[Figure dataset records]
......

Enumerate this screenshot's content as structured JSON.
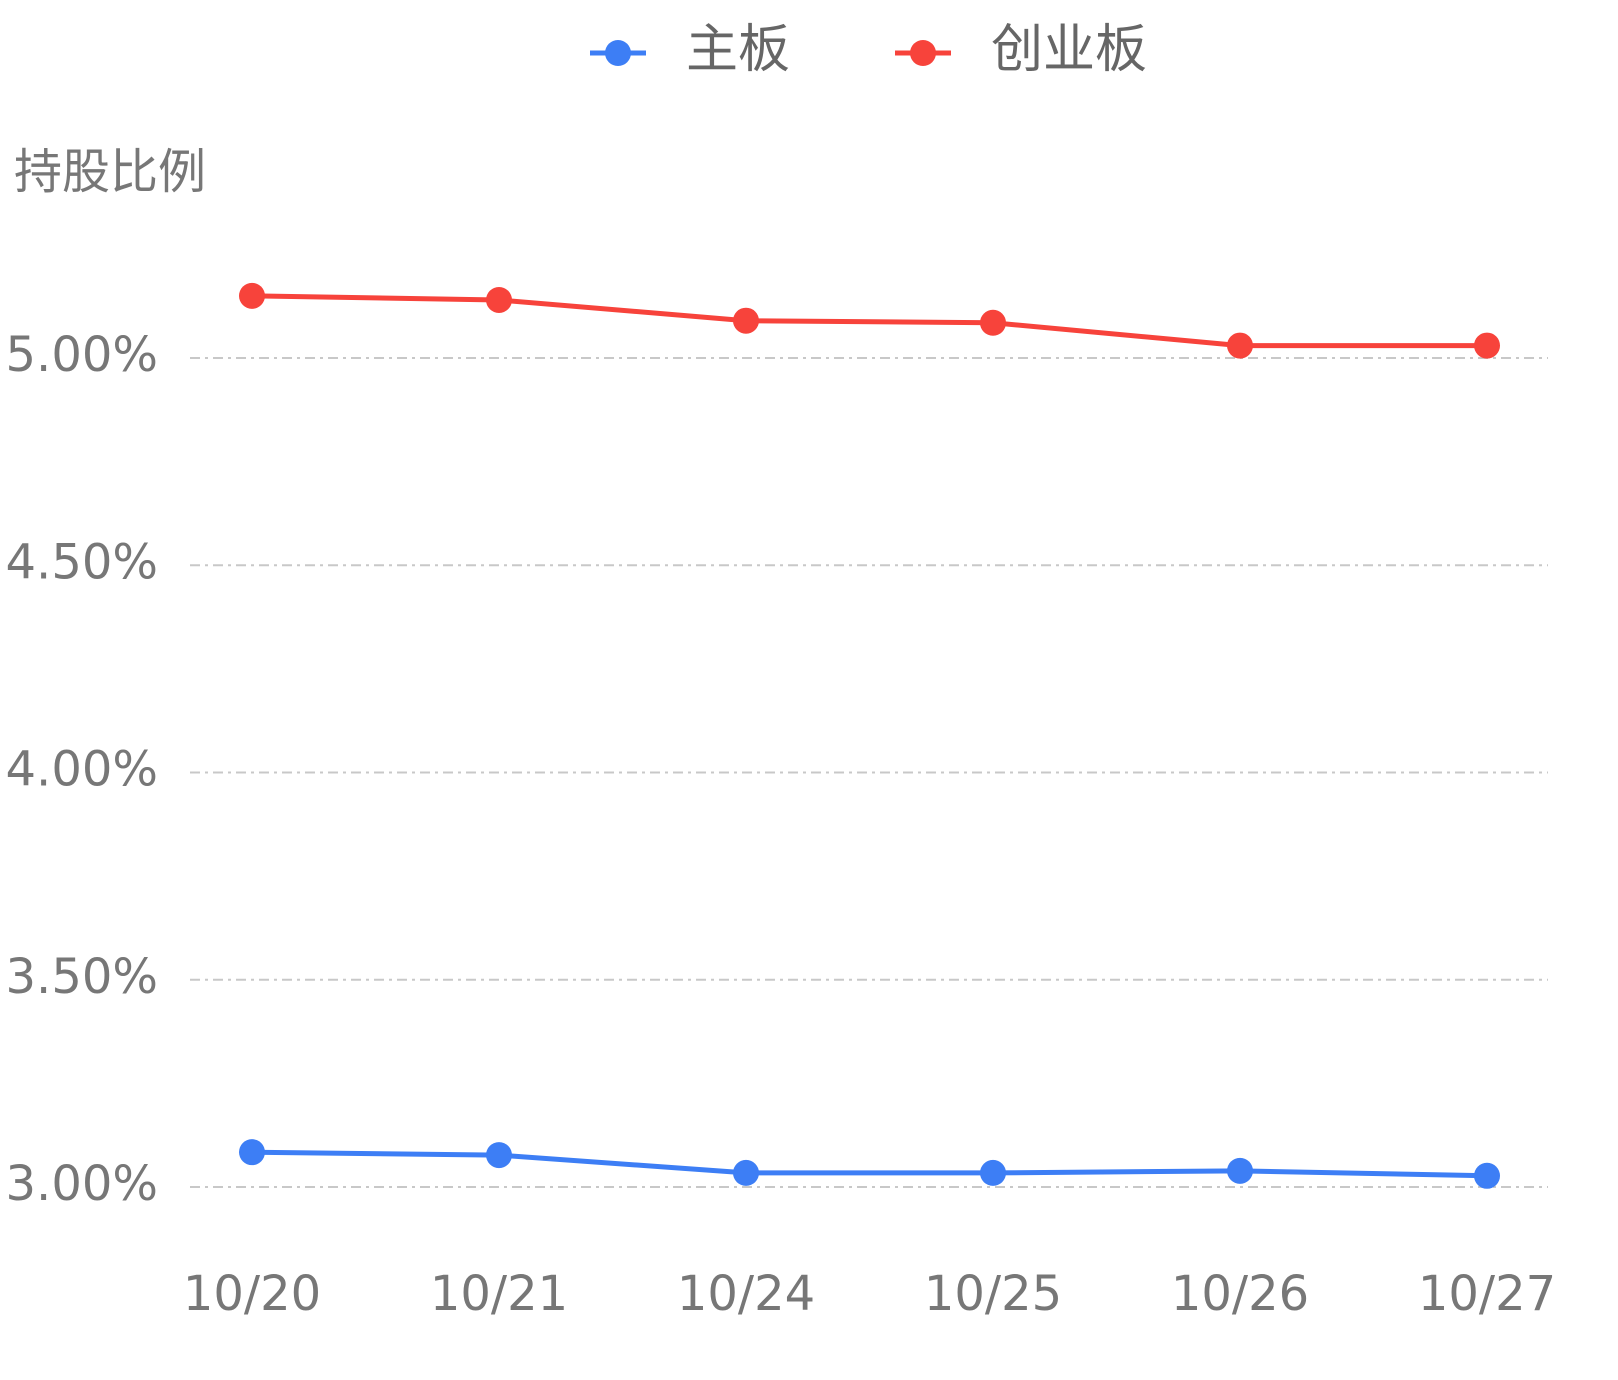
{
  "chart_data": {
    "type": "line",
    "y_label": "持股比例",
    "categories": [
      "10/20",
      "10/21",
      "10/24",
      "10/25",
      "10/26",
      "10/27"
    ],
    "series": [
      {
        "name": "主板",
        "color": "#3d7ef5",
        "values": [
          3.084,
          3.077,
          3.034,
          3.034,
          3.039,
          3.027
        ]
      },
      {
        "name": "创业板",
        "color": "#f7433b",
        "values": [
          5.15,
          5.14,
          5.09,
          5.085,
          5.03,
          5.03
        ]
      }
    ],
    "ylim": [
      3.0,
      5.25
    ],
    "yticks": [
      {
        "value": 3.0,
        "label": "3.00%"
      },
      {
        "value": 3.5,
        "label": "3.50%"
      },
      {
        "value": 4.0,
        "label": "4.00%"
      },
      {
        "value": 4.5,
        "label": "4.50%"
      },
      {
        "value": 5.0,
        "label": "5.00%"
      }
    ],
    "grid": true,
    "legend": "top"
  }
}
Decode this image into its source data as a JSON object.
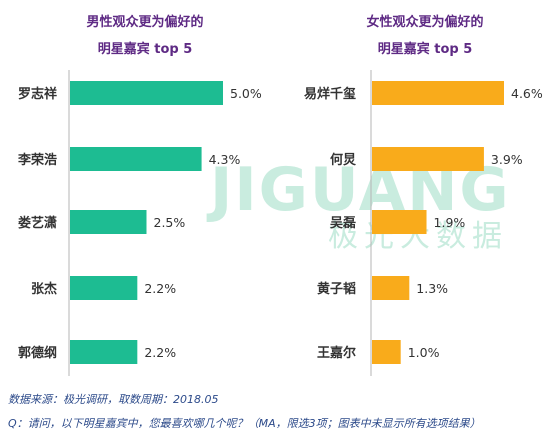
{
  "chart_data": [
    {
      "type": "bar",
      "orientation": "horizontal",
      "title": "男性观众更为偏好的",
      "subtitle": "明星嘉宾 top 5",
      "categories": [
        "罗志祥",
        "李荣浩",
        "娄艺潇",
        "张杰",
        "郭德纲"
      ],
      "values": [
        5.0,
        4.3,
        2.5,
        2.2,
        2.2
      ],
      "labels": [
        "5.0%",
        "4.3%",
        "2.5%",
        "2.2%",
        "2.2%"
      ],
      "unit": "%",
      "color": "#1dbc92",
      "xlim": [
        0,
        5.0
      ]
    },
    {
      "type": "bar",
      "orientation": "horizontal",
      "title": "女性观众更为偏好的",
      "subtitle": "明星嘉宾 top 5",
      "categories": [
        "易烊千玺",
        "何炅",
        "吴磊",
        "黄子韬",
        "王嘉尔"
      ],
      "values": [
        4.6,
        3.9,
        1.9,
        1.3,
        1.0
      ],
      "labels": [
        "4.6%",
        "3.9%",
        "1.9%",
        "1.3%",
        "1.0%"
      ],
      "unit": "%",
      "color": "#f9ab1b",
      "xlim": [
        0,
        4.6
      ]
    }
  ],
  "watermark": {
    "brand": "JIGUANG",
    "cn": "极光大数据",
    "color": "#c9ecdf"
  },
  "colors": {
    "title": "#5e2a84",
    "axis": "#b5b5b5",
    "text": "#333333"
  },
  "footer": {
    "source": "数据来源：极光调研，取数周期：2018.05",
    "question": "Q：请问，以下明星嘉宾中，您最喜欢哪几个呢？（MA，限选3项；图表中未显示所有选项结果）"
  }
}
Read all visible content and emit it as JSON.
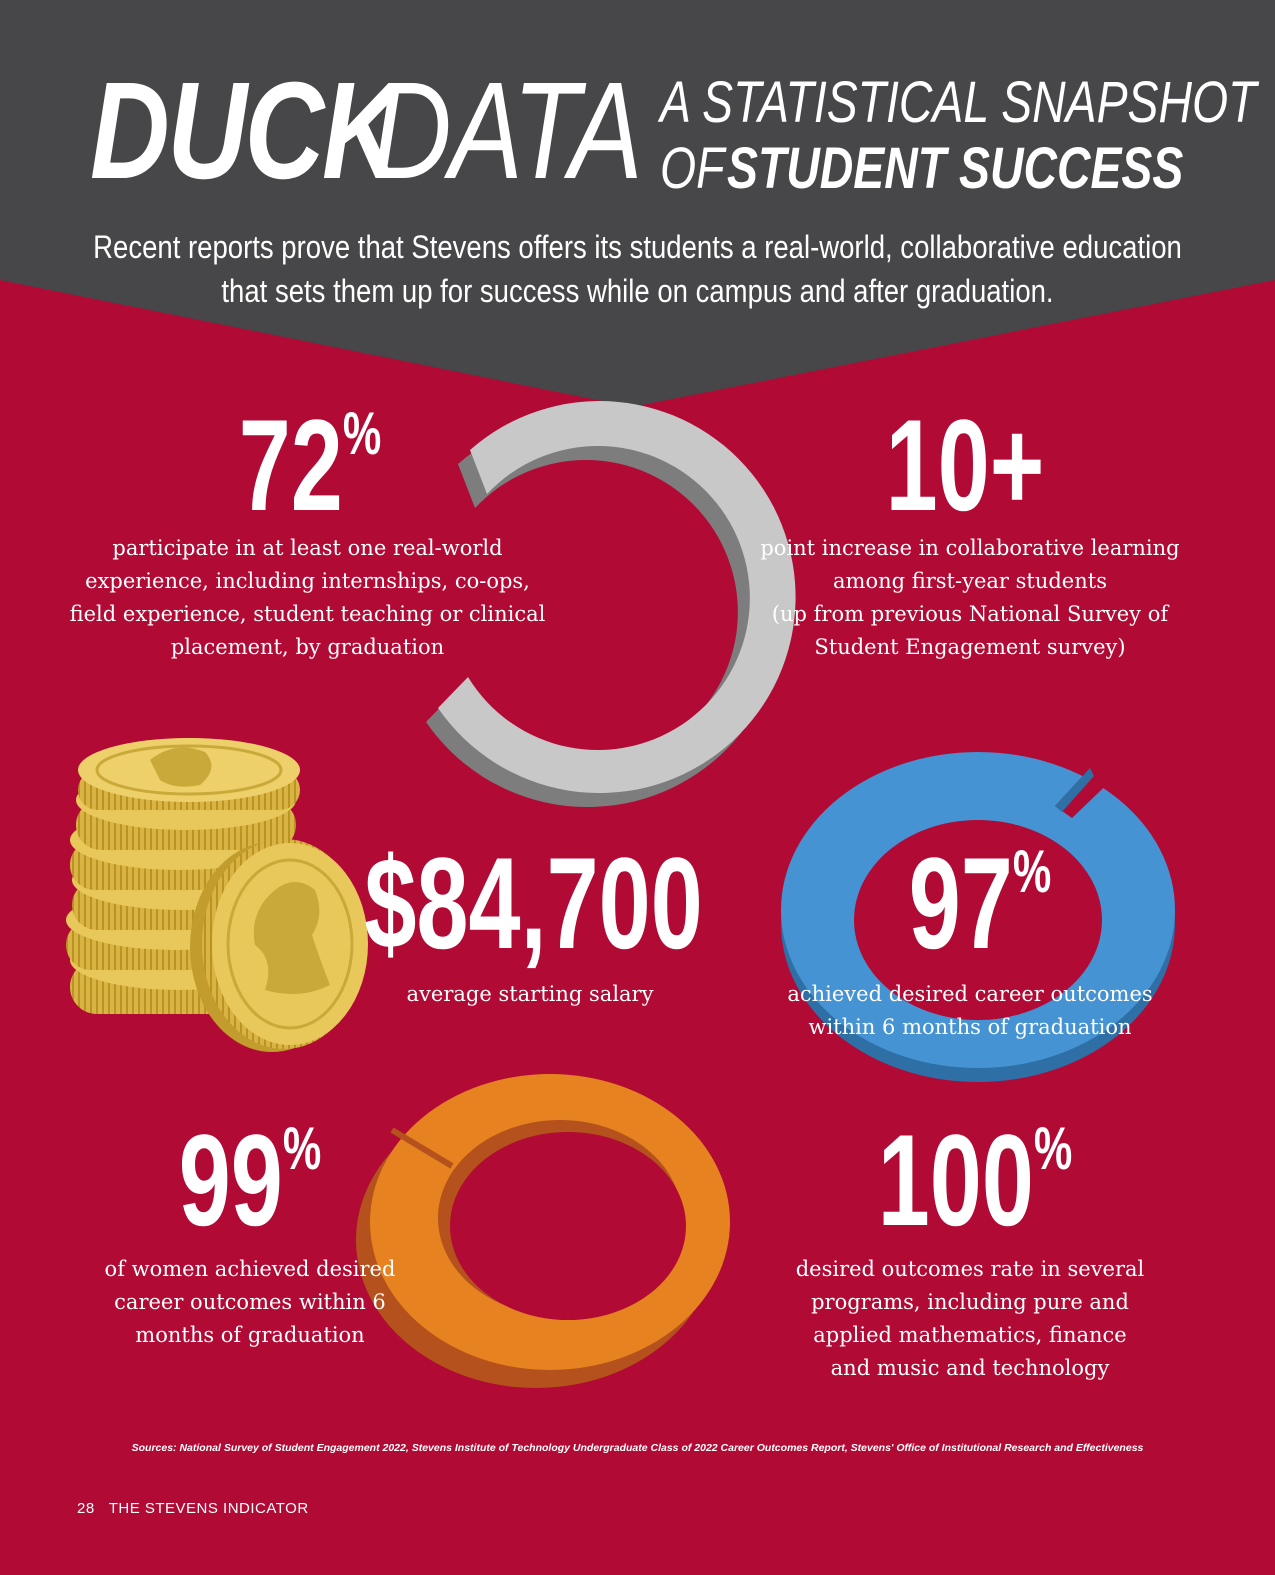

......

→ PROBLEM DESCRIPTION: Transcribe all of the material exactly, leaving out whatever pictures it contains.

→ ANSWER TO THIS TASK:
Enumerate this screenshot's content as structured JSON.
{
  "chart_data": {
    "type": "line",
    "y_label": "持股比例",
    "categories": [
      "10/20",
      "10/21",
      "10/24",
      "10/25",
      "10/26",
      "10/27"
    ],
    "series": [
      {
        "name": "主板",
        "color": "#3d7ef5",
        "values": [
          3.084,
          3.077,
          3.034,
          3.034,
          3.039,
          3.027
        ]
      },
      {
        "name": "创业板",
        "color": "#f7433b",
        "values": [
          5.15,
          5.14,
          5.09,
          5.085,
          5.03,
          5.03
        ]
      }
    ],
    "ylim": [
      3.0,
      5.25
    ],
    "yticks": [
      {
        "value": 3.0,
        "label": "3.00%"
      },
      {
        "value": 3.5,
        "label": "3.50%"
      },
      {
        "value": 4.0,
        "label": "4.00%"
      },
      {
        "value": 4.5,
        "label": "4.50%"
      },
      {
        "value": 5.0,
        "label": "5.00%"
      }
    ],
    "grid": true,
    "legend": "top"
  }
}
Decode this image into its source data as a JSON object.
{
  "chart_data": [
    {
      "type": "bar",
      "orientation": "horizontal",
      "title": "男性观众更为偏好的",
      "subtitle": "明星嘉宾 top 5",
      "categories": [
        "罗志祥",
        "李荣浩",
        "娄艺潇",
        "张杰",
        "郭德纲"
      ],
      "values": [
        5.0,
        4.3,
        2.5,
        2.2,
        2.2
      ],
      "labels": [
        "5.0%",
        "4.3%",
        "2.5%",
        "2.2%",
        "2.2%"
      ],
      "unit": "%",
      "color": "#1dbc92",
      "xlim": [
        0,
        5.0
      ]
    },
    {
      "type": "bar",
      "orientation": "horizontal",
      "title": "女性观众更为偏好的",
      "subtitle": "明星嘉宾 top 5",
      "categories": [
        "易烊千玺",
        "何炅",
        "吴磊",
        "黄子韬",
        "王嘉尔"
      ],
      "values": [
        4.6,
        3.9,
        1.9,
        1.3,
        1.0
      ],
      "labels": [
        "4.6%",
        "3.9%",
        "1.9%",
        "1.3%",
        "1.0%"
      ],
      "unit": "%",
      "color": "#f9ab1b",
      "xlim": [
        0,
        4.6
      ]
    }
  ],
  "watermark": {
    "brand": "JIGUANG",
    "cn": "极光大数据",
    "color": "#c9ecdf"
  },
  "colors": {
    "title": "#5e2a84",
    "axis": "#b5b5b5",
    "text": "#333333"
  },
  "footer": {
    "source": "数据来源：极光调研，取数周期：2018.05",
    "question": "Q：请问，以下明星嘉宾中，您最喜欢哪几个呢？（MA，限选3项；图表中未显示所有选项结果）"
  }
}
Read all visible content and emit it as JSON.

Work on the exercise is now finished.